■ What you should do
Below are the records. List every line holding the word "luego".

■ Extracted data
::::::::::

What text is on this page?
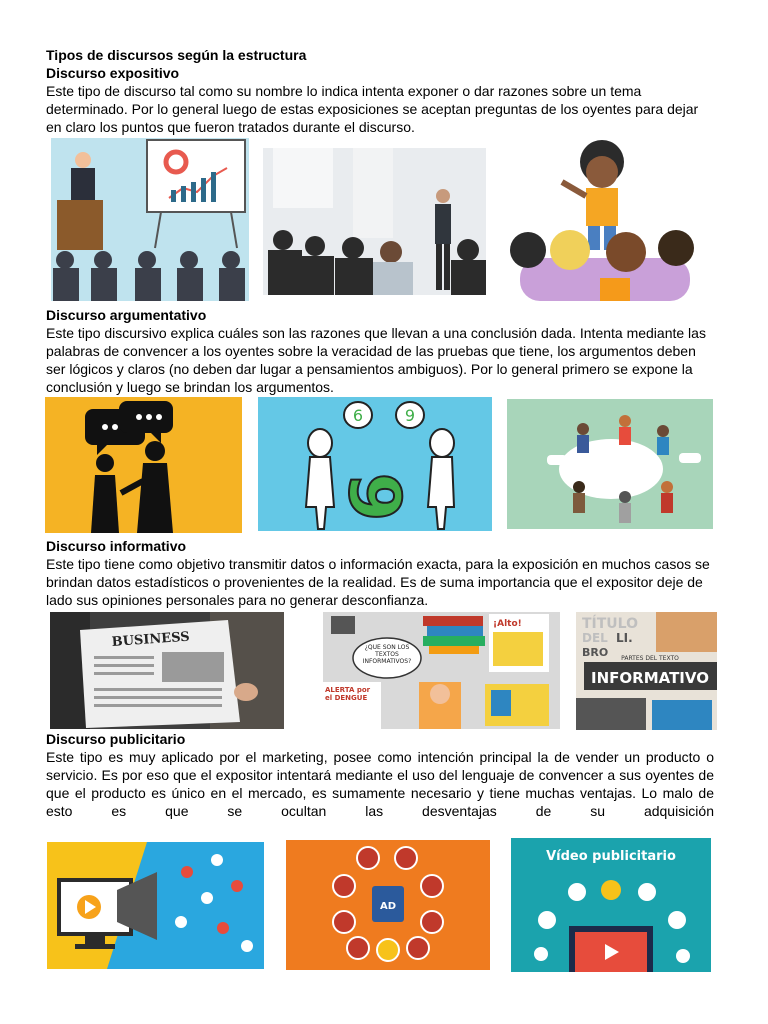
Tipos de discursos según la estructura
Discurso expositivo
Este tipo de discurso tal como su nombre lo indica intenta exponer o dar razones sobre un tema determinado. Por lo general luego de estas exposiciones se aceptan preguntas de los oyentes para dejar en claro los puntos que fueron tratados durante el discurso.
Discurso argumentativo
Este tipo discursivo explica cuáles son las razones que llevan a una conclusión dada. Intenta mediante las palabras de convencer a los oyentes sobre la veracidad de las pruebas que tiene, los argumentos deben ser lógicos y claros (no deben dar lugar a pensamientos ambiguos). Por lo general primero se expone la conclusión y luego se brindan los argumentos.
6	9
9
Discurso informativo
Este tipo tiene como objetivo transmitir datos o información exacta, para la exposición en muchos casos se brindan datos estadísticos o provenientes de la realidad. Es de suma importancia que el expositor deje de lado sus opiniones personales para no generar desconfianza.
BUSINESS	¿QUÉ SON LOS TEXTOS INFORMATIVOS?
¡Alto!
ALERTA por el DENGUE
TÍTULO
DEL LI.
BRO PARTES DEL TEXTO
INFORMATIVO
Discurso publicitario
Este tipo es muy aplicado por el marketing, posee como intención principal la de vender un producto o servicio. Es por eso que el expositor intentará mediante el uso del lenguaje de convencer a sus oyentes de que el producto es único en el mercado, es sumamente necesario y tiene muchas ventajas. Lo malo de esto es que se ocultan las desventajas de su adquisición
AD
Vídeo publicitario
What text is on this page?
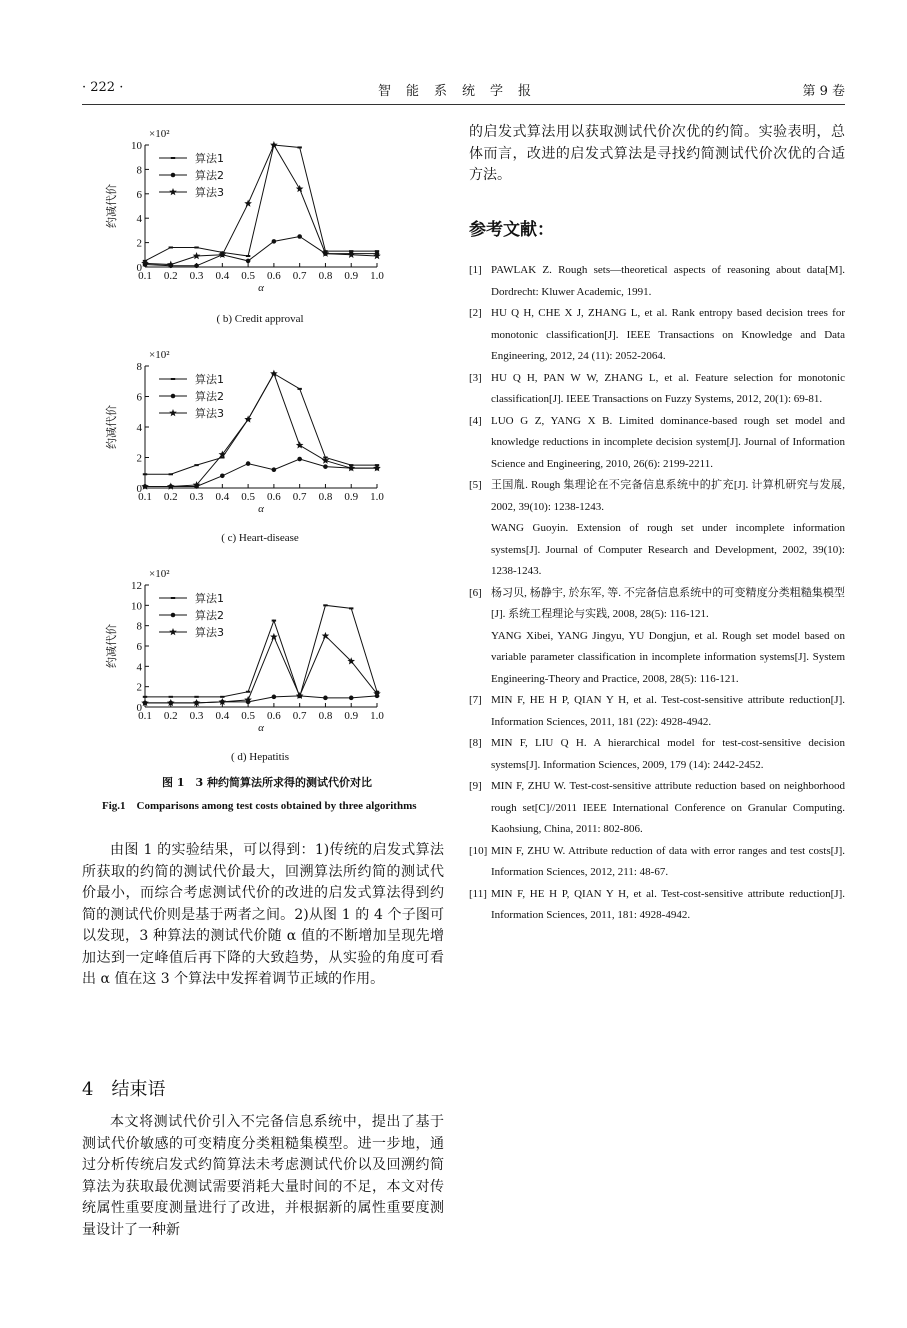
· 222 ·	智　能　系　统　学　报	第 9 卷
0
2
4
6
8
10
0.1 0.2 0.3 0.4 0.5 0.6 0.7 0.8 0.9 1.0
×10²
α
约减代价
算法1
算法2
算法3
( b) Credit approval
0
2
4
6
8
0.1 0.2 0.3 0.4 0.5 0.6 0.7 0.8 0.9 1.0
×10²
α
约减代价
算法1
算法2
算法3
( c) Heart-disease
0
2
4
6
8
10
12
0.1 0.2 0.3 0.4 0.5 0.6 0.7 0.8 0.9 1.0
×10²
α
约减代价
算法1
算法2
算法3
( d) Hepatitis
图 1　3 种约简算法所求得的测试代价对比
Fig.1　Comparisons among test costs obtained by three algorithms
由图 1 的实验结果，可以得到：1)传统的启发式算法所获取的约简的测试代价最大，回溯算法所约简的测试代价最小，而综合考虑测试代价的改进的启发式算法得到约简的测试代价则是基于两者之间。2)从图 1 的 4 个子图可以发现，3 种算法的测试代价随 α 值的不断增加呈现先增加达到一定峰值后再下降的大致趋势，从实验的角度可看出 α 值在这 3 个算法中发挥着调节正域的作用。
4　结束语
本文将测试代价引入不完备信息系统中，提出了基于测试代价敏感的可变精度分类粗糙集模型。进一步地，通过分析传统启发式约简算法未考虑测试代价以及回溯约简算法为获取最优测试需要消耗大量时间的不足，本文对传统属性重要度测量进行了改进，并根据新的属性重要度测量设计了一种新
的启发式算法用以获取测试代价次优的约简。实验表明，总体而言，改进的启发式算法是寻找约简测试代价次优的合适方法。
参考文献：
[1] PAWLAK Z. Rough sets—theoretical aspects of reasoning about data[M]. Dordrecht: Kluwer Academic, 1991.
[2] HU Q H, CHE X J, ZHANG L, et al. Rank entropy based decision trees for monotonic classification[J]. IEEE Transactions on Knowledge and Data Engineering, 2012, 24 (11): 2052-2064.
[3] HU Q H, PAN W W, ZHANG L, et al. Feature selection for monotonic classification[J]. IEEE Transactions on Fuzzy Systems, 2012, 20(1): 69-81.
[4] LUO G Z, YANG X B. Limited dominance-based rough set model and knowledge reductions in incomplete decision system[J]. Journal of Information Science and Engineering, 2010, 26(6): 2199-2211.
[5] 王国胤. Rough 集理论在不完备信息系统中的扩充[J]. 计算机研究与发展, 2002, 39(10): 1238-1243.
WANG Guoyin. Extension of rough set under incomplete information systems[J]. Journal of Computer Research and Development, 2002, 39(10): 1238-1243.
[6] 杨习贝, 杨静宇, 於东军, 等. 不完备信息系统中的可变精度分类粗糙集模型[J]. 系统工程理论与实践, 2008, 28(5): 116-121.
YANG Xibei, YANG Jingyu, YU Dongjun, et al. Rough set model based on variable parameter classification in incomplete information systems[J]. System Engineering-Theory and Practice, 2008, 28(5): 116-121.
[7] MIN F, HE H P, QIAN Y H, et al. Test-cost-sensitive attribute reduction[J]. Information Sciences, 2011, 181 (22): 4928-4942.
[8] MIN F, LIU Q H. A hierarchical model for test-cost-sensitive decision systems[J]. Information Sciences, 2009, 179 (14): 2442-2452.
[9] MIN F, ZHU W. Test-cost-sensitive attribute reduction based on neighborhood rough set[C]//2011 IEEE International Conference on Granular Computing. Kaohsiung, China, 2011: 802-806.
[10] MIN F, ZHU W. Attribute reduction of data with error ranges and test costs[J]. Information Sciences, 2012, 211: 48-67.
[11] MIN F, HE H P, QIAN Y H, et al. Test-cost-sensitive attribute reduction[J]. Information Sciences, 2011, 181: 4928-4942.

::::::::::

■ Output for this task
Este tipo de discurso tal como su nombre lo indica intenta exponer o dar razones sobre un tema determinado. Por lo general luego de estas exposiciones se aceptan preguntas de los oyentes para dejar en claro los puntos que fueron tratados durante el discurso.
Este tipo discursivo explica cuáles son las razones que llevan a una conclusión dada. Intenta mediante las palabras de convencer a los oyentes sobre la veracidad de las pruebas que tiene, los argumentos deben ser lógicos y claros (no deben dar lugar a pensamientos ambiguos). Por lo general primero se expone la conclusión y luego se brindan los argumentos.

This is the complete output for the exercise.